> Exercise objective
Go through the material and pull out every line with the string "mealPref" in it.

(Stored items)
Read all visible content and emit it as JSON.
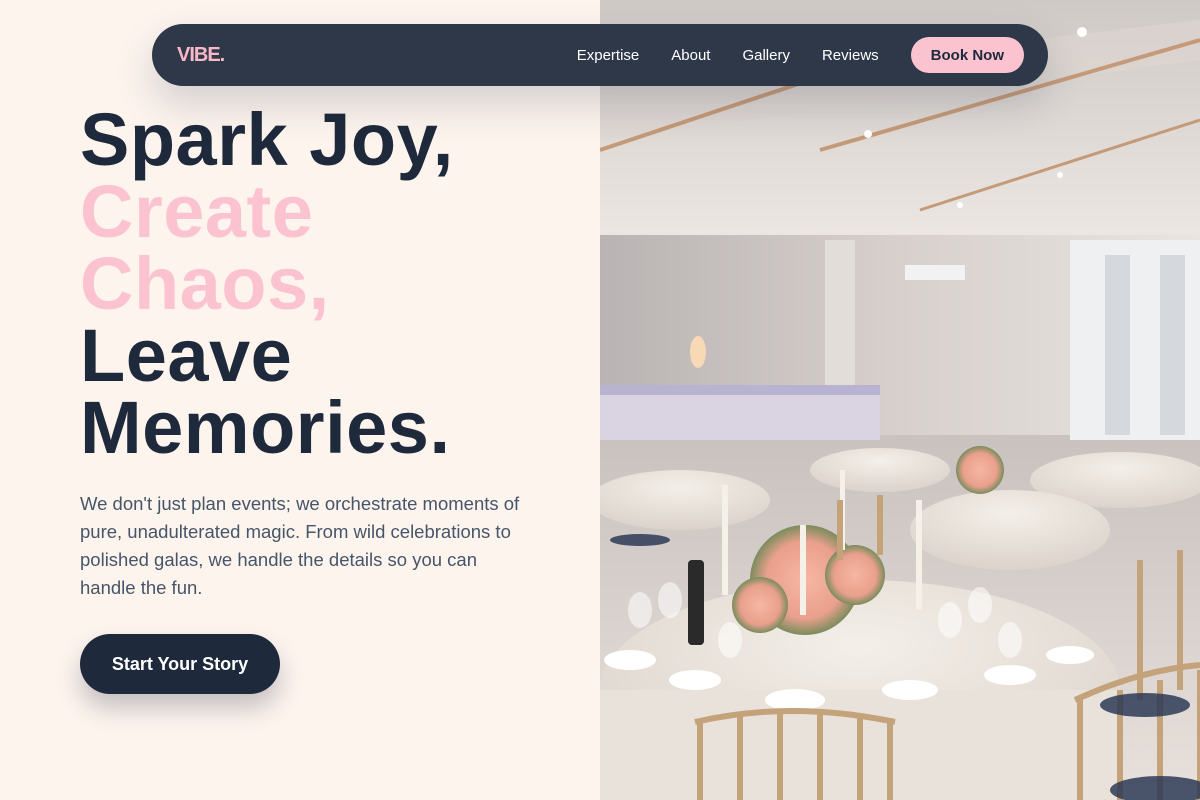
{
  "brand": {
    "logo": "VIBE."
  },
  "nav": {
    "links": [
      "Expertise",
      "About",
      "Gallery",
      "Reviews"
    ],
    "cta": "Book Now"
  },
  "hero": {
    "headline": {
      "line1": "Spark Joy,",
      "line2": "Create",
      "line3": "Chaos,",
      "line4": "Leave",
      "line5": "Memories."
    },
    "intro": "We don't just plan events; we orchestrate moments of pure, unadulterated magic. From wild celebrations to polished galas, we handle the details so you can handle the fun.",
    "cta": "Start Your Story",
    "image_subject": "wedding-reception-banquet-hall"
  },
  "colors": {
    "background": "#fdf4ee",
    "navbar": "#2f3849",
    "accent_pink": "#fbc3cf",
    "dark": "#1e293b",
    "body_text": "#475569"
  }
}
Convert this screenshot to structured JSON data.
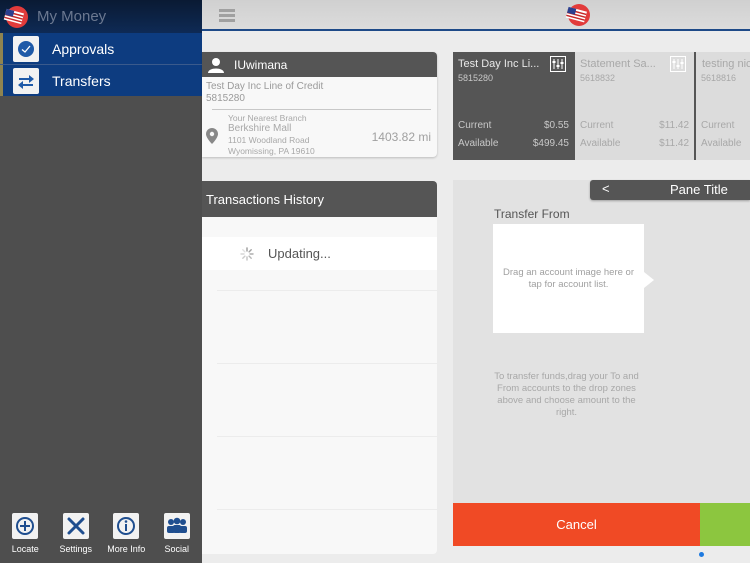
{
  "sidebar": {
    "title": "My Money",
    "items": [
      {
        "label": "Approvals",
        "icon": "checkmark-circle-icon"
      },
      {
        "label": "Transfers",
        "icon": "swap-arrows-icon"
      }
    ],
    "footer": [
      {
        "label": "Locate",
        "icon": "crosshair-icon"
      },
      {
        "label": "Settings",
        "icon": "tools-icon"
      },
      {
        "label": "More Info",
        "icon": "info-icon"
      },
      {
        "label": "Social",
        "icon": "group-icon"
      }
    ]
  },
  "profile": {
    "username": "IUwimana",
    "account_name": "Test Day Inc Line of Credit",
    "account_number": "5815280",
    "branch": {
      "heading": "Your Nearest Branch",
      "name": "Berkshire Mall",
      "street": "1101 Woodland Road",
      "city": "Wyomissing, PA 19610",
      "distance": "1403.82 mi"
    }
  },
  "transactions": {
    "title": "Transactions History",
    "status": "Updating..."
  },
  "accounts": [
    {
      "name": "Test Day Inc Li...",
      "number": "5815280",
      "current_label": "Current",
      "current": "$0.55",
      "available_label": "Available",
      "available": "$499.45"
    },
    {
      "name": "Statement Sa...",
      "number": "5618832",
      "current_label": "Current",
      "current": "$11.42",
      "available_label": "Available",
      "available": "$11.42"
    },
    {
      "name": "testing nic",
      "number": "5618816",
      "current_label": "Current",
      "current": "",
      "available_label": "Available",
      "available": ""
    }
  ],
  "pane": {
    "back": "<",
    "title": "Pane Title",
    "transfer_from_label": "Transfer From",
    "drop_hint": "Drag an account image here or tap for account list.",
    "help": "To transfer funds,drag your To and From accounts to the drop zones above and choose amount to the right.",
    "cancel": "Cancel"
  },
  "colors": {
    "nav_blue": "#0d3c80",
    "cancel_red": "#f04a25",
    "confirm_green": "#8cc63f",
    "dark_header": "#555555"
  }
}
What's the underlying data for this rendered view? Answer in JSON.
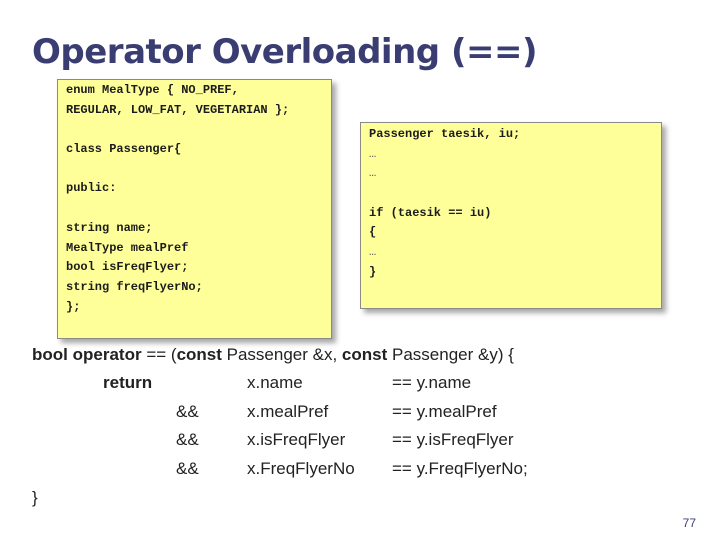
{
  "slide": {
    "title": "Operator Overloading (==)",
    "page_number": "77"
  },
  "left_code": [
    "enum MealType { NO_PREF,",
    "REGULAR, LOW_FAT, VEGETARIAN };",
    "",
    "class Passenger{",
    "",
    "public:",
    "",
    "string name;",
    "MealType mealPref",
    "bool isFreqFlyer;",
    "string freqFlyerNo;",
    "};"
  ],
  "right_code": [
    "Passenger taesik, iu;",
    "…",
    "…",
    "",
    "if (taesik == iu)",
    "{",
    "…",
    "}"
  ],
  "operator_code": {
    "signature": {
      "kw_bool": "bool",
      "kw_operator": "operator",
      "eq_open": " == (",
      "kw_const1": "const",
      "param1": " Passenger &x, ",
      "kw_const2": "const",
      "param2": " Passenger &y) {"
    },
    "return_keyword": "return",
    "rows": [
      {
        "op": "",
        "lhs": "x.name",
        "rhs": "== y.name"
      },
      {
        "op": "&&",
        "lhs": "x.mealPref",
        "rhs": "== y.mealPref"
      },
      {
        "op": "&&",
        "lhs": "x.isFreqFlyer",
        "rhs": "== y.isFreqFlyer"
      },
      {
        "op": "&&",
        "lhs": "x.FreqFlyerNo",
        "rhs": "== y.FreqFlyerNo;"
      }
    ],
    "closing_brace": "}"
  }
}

> Full answer
    "MealType mealPref",
        "lhs": "x.mealPref",
        "rhs": "== y.mealPref"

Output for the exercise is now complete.